Print every line of the listing exactly, please.

-- Start of Exercise material --

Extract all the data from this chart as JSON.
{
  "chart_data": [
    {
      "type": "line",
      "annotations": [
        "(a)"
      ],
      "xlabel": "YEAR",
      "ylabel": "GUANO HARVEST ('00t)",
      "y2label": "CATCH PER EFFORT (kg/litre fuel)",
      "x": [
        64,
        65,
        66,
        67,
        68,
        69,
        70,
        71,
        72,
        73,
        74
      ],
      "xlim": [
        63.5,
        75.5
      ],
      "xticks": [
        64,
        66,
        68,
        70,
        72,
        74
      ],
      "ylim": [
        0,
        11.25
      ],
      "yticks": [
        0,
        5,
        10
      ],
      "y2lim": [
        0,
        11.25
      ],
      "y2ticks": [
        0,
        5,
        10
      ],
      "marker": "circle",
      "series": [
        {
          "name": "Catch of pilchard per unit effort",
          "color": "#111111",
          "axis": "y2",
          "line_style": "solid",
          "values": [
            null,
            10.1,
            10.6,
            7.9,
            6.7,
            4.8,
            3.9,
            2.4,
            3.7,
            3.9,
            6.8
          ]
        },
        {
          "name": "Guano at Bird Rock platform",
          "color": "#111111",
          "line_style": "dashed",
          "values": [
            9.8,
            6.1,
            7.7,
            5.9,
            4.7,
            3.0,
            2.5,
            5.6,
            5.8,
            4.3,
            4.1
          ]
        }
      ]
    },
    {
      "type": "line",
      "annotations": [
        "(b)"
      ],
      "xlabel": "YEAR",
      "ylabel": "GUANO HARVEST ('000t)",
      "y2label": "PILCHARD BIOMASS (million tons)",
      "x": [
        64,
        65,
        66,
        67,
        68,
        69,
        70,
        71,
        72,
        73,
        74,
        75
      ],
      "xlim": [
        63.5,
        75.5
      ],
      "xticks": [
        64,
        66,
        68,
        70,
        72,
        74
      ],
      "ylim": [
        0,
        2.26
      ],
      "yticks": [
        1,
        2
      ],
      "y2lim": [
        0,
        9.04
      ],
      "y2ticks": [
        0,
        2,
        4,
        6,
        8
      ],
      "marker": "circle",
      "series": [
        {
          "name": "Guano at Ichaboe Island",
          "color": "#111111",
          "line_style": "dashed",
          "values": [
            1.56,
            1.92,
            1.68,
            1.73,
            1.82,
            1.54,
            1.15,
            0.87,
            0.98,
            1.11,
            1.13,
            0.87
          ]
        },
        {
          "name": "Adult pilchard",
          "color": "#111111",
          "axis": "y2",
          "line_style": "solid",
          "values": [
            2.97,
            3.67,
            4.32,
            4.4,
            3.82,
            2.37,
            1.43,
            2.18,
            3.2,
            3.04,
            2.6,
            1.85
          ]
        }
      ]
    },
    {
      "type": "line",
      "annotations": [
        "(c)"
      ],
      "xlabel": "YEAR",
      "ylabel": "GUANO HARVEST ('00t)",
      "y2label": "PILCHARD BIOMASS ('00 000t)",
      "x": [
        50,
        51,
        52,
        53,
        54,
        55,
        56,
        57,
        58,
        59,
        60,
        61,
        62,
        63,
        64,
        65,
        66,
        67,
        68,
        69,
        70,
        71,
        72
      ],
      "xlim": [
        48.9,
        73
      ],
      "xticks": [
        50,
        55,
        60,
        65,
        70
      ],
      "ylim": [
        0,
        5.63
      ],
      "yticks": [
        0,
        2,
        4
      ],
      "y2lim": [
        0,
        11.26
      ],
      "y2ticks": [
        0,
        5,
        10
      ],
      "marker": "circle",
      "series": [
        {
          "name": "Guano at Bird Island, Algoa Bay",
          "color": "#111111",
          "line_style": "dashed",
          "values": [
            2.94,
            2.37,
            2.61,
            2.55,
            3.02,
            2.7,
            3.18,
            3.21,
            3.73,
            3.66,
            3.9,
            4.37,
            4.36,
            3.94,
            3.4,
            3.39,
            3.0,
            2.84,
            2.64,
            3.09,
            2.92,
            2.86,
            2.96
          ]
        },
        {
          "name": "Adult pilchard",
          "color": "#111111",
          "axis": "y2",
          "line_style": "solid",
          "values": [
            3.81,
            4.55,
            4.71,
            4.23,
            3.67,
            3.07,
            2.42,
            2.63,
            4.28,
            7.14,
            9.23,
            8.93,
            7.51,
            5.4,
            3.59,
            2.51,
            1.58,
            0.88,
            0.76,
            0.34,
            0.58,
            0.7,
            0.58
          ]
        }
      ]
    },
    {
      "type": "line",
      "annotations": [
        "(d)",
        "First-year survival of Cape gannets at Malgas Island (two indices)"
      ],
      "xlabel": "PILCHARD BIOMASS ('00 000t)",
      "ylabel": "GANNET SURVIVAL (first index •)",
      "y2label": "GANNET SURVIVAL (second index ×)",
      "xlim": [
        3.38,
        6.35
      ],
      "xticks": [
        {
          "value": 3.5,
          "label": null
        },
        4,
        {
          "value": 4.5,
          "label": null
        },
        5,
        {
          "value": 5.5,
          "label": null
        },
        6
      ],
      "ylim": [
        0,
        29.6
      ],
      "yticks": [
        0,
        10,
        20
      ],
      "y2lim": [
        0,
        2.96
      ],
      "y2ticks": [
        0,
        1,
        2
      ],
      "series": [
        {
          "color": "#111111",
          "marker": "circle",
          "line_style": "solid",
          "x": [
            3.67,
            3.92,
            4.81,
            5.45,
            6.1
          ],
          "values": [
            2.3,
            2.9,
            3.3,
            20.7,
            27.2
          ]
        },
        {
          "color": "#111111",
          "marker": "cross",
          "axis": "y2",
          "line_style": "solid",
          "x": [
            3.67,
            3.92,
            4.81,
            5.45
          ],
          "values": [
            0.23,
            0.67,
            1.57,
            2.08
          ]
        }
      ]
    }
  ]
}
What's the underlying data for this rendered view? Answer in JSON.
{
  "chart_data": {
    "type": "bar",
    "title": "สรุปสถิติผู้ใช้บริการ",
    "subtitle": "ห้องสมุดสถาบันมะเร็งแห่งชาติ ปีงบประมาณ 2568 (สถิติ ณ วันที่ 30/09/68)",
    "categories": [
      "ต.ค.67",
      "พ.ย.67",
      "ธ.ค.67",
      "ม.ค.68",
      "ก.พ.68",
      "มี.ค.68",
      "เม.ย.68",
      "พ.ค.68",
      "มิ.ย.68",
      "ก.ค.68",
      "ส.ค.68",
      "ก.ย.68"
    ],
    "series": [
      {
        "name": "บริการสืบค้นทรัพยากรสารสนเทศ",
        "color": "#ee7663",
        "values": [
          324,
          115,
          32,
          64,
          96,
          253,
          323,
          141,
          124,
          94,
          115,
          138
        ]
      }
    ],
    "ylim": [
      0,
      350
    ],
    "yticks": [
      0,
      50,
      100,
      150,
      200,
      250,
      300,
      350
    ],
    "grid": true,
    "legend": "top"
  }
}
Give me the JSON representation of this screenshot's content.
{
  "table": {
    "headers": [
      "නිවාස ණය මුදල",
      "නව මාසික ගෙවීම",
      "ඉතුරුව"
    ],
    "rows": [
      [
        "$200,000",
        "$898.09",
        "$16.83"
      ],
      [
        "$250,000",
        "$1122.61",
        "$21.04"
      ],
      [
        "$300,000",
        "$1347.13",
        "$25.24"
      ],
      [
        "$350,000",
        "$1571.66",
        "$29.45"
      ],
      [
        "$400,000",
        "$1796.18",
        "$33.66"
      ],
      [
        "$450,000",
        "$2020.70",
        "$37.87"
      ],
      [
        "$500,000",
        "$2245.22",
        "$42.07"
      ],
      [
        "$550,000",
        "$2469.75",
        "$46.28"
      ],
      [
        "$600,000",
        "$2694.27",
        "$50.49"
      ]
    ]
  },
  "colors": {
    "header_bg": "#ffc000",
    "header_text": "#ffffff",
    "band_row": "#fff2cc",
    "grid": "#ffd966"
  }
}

-- End of Exercise material --

■ **Completed task**:
Extract all the data from this chart as JSON.
{
  "chart_data": [
    {
      "type": "line",
      "annotations": [
        "(a)"
      ],
      "xlabel": "YEAR",
      "ylabel": "GUANO HARVEST ('00t)",
      "y2label": "CATCH PER EFFORT (kg/litre fuel)",
      "x": [
        64,
        65,
        66,
        67,
        68,
        69,
        70,
        71,
        72,
        73,
        74
      ],
      "xlim": [
        63.5,
        75.5
      ],
      "xticks": [
        64,
        66,
        68,
        70,
        72,
        74
      ],
      "ylim": [
        0,
        11.25
      ],
      "yticks": [
        0,
        5,
        10
      ],
      "y2lim": [
        0,
        11.25
      ],
      "y2ticks": [
        0,
        5,
        10
      ],
      "marker": "circle",
      "series": [
        {
          "name": "Catch of pilchard per unit effort",
          "color": "#111111",
          "axis": "y2",
          "line_style": "solid",
          "values": [
            null,
            10.1,
            10.6,
            7.9,
            6.7,
            4.8,
            3.9,
            2.4,
            3.7,
            3.9,
            6.8
          ]
        },
        {
          "name": "Guano at Bird Rock platform",
          "color": "#111111",
          "line_style": "dashed",
          "values": [
            9.8,
            6.1,
            7.7,
            5.9,
            4.7,
            3.0,
            2.5,
            5.6,
            5.8,
            4.3,
            4.1
          ]
        }
      ]
    },
    {
      "type": "line",
      "annotations": [
        "(b)"
      ],
      "xlabel": "YEAR",
      "ylabel": "GUANO HARVEST ('000t)",
      "y2label": "PILCHARD BIOMASS (million tons)",
      "x": [
        64,
        65,
        66,
        67,
        68,
        69,
        70,
        71,
        72,
        73,
        74,
        75
      ],
      "xlim": [
        63.5,
        75.5
      ],
      "xticks": [
        64,
        66,
        68,
        70,
        72,
        74
      ],
      "ylim": [
        0,
        2.26
      ],
      "yticks": [
        1,
        2
      ],
      "y2lim": [
        0,
        9.04
      ],
      "y2ticks": [
        0,
        2,
        4,
        6,
        8
      ],
      "marker": "circle",
      "series": [
        {
          "name": "Guano at Ichaboe Island",
          "color": "#111111",
          "line_style": "dashed",
          "values": [
            1.56,
            1.92,
            1.68,
            1.73,
            1.82,
            1.54,
            1.15,
            0.87,
            0.98,
            1.11,
            1.13,
            0.87
          ]
        },
        {
          "name": "Adult pilchard",
          "color": "#111111",
          "axis": "y2",
          "line_style": "solid",
          "values": [
            2.97,
            3.67,
            4.32,
            4.4,
            3.82,
            2.37,
            1.43,
            2.18,
            3.2,
            3.04,
            2.6,
            1.85
          ]
        }
      ]
    },
    {
      "type": "line",
      "annotations": [
        "(c)"
      ],
      "xlabel": "YEAR",
      "ylabel": "GUANO HARVEST ('00t)",
      "y2label": "PILCHARD BIOMASS ('00 000t)",
      "x": [
        50,
        51,
        52,
        53,
        54,
        55,
        56,
        57,
        58,
        59,
        60,
        61,
        62,
        63,
        64,
        65,
        66,
        67,
        68,
        69,
        70,
        71,
        72
      ],
      "xlim": [
        48.9,
        73
      ],
      "xticks": [
        50,
        55,
        60,
        65,
        70
      ],
      "ylim": [
        0,
        5.63
      ],
      "yticks": [
        0,
        2,
        4
      ],
      "y2lim": [
        0,
        11.26
      ],
      "y2ticks": [
        0,
        5,
        10
      ],
      "marker": "circle",
      "series": [
        {
          "name": "Guano at Bird Island, Algoa Bay",
          "color": "#111111",
          "line_style": "dashed",
          "values": [
            2.94,
            2.37,
            2.61,
            2.55,
            3.02,
            2.7,
            3.18,
            3.21,
            3.73,
            3.66,
            3.9,
            4.37,
            4.36,
            3.94,
            3.4,
            3.39,
            3.0,
            2.84,
            2.64,
            3.09,
            2.92,
            2.86,
            2.96
          ]
        },
        {
          "name": "Adult pilchard",
          "color": "#111111",
          "axis": "y2",
          "line_style": "solid",
          "values": [
            3.81,
            4.55,
            4.71,
            4.23,
            3.67,
            3.07,
            2.42,
            2.63,
            4.28,
            7.14,
            9.23,
            8.93,
            7.51,
            5.4,
            3.59,
            2.51,
            1.58,
            0.88,
            0.76,
            0.34,
            0.58,
            0.7,
            0.58
          ]
        }
      ]
    },
    {
      "type": "line",
      "annotations": [
        "(d)",
        "First-year survival of Cape gannets at Malgas Island (two indices)"
      ],
      "xlabel": "PILCHARD BIOMASS ('00 000t)",
      "ylabel": "GANNET SURVIVAL (first index •)",
      "y2label": "GANNET SURVIVAL (second index ×)",
      "xlim": [
        3.38,
        6.35
      ],
      "xticks": [
        {
          "value": 3.5,
          "label": null
        },
        4,
        {
          "value": 4.5,
          "label": null
        },
        5,
        {
          "value": 5.5,
          "label": null
        },
        6
      ],
      "ylim": [
        0,
        29.6
      ],
      "yticks": [
        0,
        10,
        20
      ],
      "y2lim": [
        0,
        2.96
      ],
      "y2ticks": [
        0,
        1,
        2
      ],
      "series": [
        {
          "color": "#111111",
          "marker": "circle",
          "line_style": "solid",
          "x": [
            3.67,
            3.92,
            4.81,
            5.45,
            6.1
          ],
          "values": [
            2.3,
            2.9,
            3.3,
            20.7,
            27.2
          ]
        },
        {
          "color": "#111111",
          "marker": "cross",
          "axis": "y2",
          "line_style": "solid",
          "x": [
            3.67,
            3.92,
            4.81,
            5.45
          ],
          "values": [
            0.23,
            0.67,
            1.57,
            2.08
          ]
        }
      ]
    }
  ]
}
What's the underlying data for this rendered view? Answer in JSON.
{
  "chart_data": {
    "type": "bar",
    "title": "สรุปสถิติผู้ใช้บริการ",
    "subtitle": "ห้องสมุดสถาบันมะเร็งแห่งชาติ ปีงบประมาณ 2568 (สถิติ ณ วันที่ 30/09/68)",
    "categories": [
      "ต.ค.67",
      "พ.ย.67",
      "ธ.ค.67",
      "ม.ค.68",
      "ก.พ.68",
      "มี.ค.68",
      "เม.ย.68",
      "พ.ค.68",
      "มิ.ย.68",
      "ก.ค.68",
      "ส.ค.68",
      "ก.ย.68"
    ],
    "series": [
      {
        "name": "บริการสืบค้นทรัพยากรสารสนเทศ",
        "color": "#ee7663",
        "values": [
          324,
          115,
          32,
          64,
          96,
          253,
          323,
          141,
          124,
          94,
          115,
          138
        ]
      }
    ],
    "ylim": [
      0,
      350
    ],
    "yticks": [
      0,
      50,
      100,
      150,
      200,
      250,
      300,
      350
    ],
    "grid": true,
    "legend": "top"
  }
}
Give me the JSON representation of this screenshot's content.
{
  "table": {
    "headers": [
      "නිවාස ණය මුදල",
      "නව මාසික ගෙවීම",
      "ඉතුරුව"
    ],
    "rows": [
      [
        "$200,000",
        "$898.09",
        "$16.83"
      ],
      [
        "$250,000",
        "$1122.61",
        "$21.04"
      ],
      [
        "$300,000",
        "$1347.13",
        "$25.24"
      ],
      [
        "$350,000",
        "$1571.66",
        "$29.45"
      ],
      [
        "$400,000",
        "$1796.18",
        "$33.66"
      ],
      [
        "$450,000",
        "$2020.70",
        "$37.87"
      ],
      [
        "$500,000",
        "$2245.22",
        "$42.07"
      ],
      [
        "$550,000",
        "$2469.75",
        "$46.28"
      ],
      [
        "$600,000",
        "$2694.27",
        "$50.49"
      ]
    ]
  },
  "colors": {
    "header_bg": "#ffc000",
    "header_text": "#ffffff",
    "band_row": "#fff2cc",
    "grid": "#ffd966"
  }
}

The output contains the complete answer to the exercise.